▶ **Task**
Return the full listing exactly as it is written.

▼

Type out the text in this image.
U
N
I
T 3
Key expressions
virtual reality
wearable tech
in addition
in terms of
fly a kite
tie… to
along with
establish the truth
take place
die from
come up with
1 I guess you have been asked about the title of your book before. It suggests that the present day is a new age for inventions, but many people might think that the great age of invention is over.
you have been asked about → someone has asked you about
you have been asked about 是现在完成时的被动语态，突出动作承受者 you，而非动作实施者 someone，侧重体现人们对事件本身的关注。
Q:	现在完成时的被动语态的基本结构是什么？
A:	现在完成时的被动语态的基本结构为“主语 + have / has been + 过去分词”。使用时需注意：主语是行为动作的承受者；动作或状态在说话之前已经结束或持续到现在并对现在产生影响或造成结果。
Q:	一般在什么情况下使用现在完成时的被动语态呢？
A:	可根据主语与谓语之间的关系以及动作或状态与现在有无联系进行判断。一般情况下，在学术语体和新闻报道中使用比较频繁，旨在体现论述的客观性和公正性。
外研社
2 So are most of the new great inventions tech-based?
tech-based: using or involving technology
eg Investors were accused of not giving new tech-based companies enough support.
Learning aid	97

▲

▶ **Exercise response**
Type out the text in this image.
U
N
I
T 3
Key expressions
virtual reality
wearable tech
in addition
in terms of
fly a kite
tie… to
along with
establish the truth
take place
die from
come up with
1 I guess you have been asked about the title of your book before. It suggests that the present day is a new age for inventions, but many people might think that the great age of invention is over.
you have been asked about → someone has asked you about
you have been asked about 是现在完成时的被动语态，突出动作承受者 you，而非动作实施者 someone，侧重体现人们对事件本身的关注。
Q:	现在完成时的被动语态的基本结构是什么？
A:	现在完成时的被动语态的基本结构为“主语 + have / has been + 过去分词”。使用时需注意：主语是行为动作的承受者；动作或状态在说话之前已经结束或持续到现在并对现在产生影响或造成结果。
Q:	一般在什么情况下使用现在完成时的被动语态呢？
A:	可根据主语与谓语之间的关系以及动作或状态与现在有无联系进行判断。一般情况下，在学术语体和新闻报道中使用比较频繁，旨在体现论述的客观性和公正性。
外研社
2 So are most of the new great inventions tech-based?
tech-based: using or involving technology
eg Investors were accused of not giving new tech-based companies enough support.
Learning aid	97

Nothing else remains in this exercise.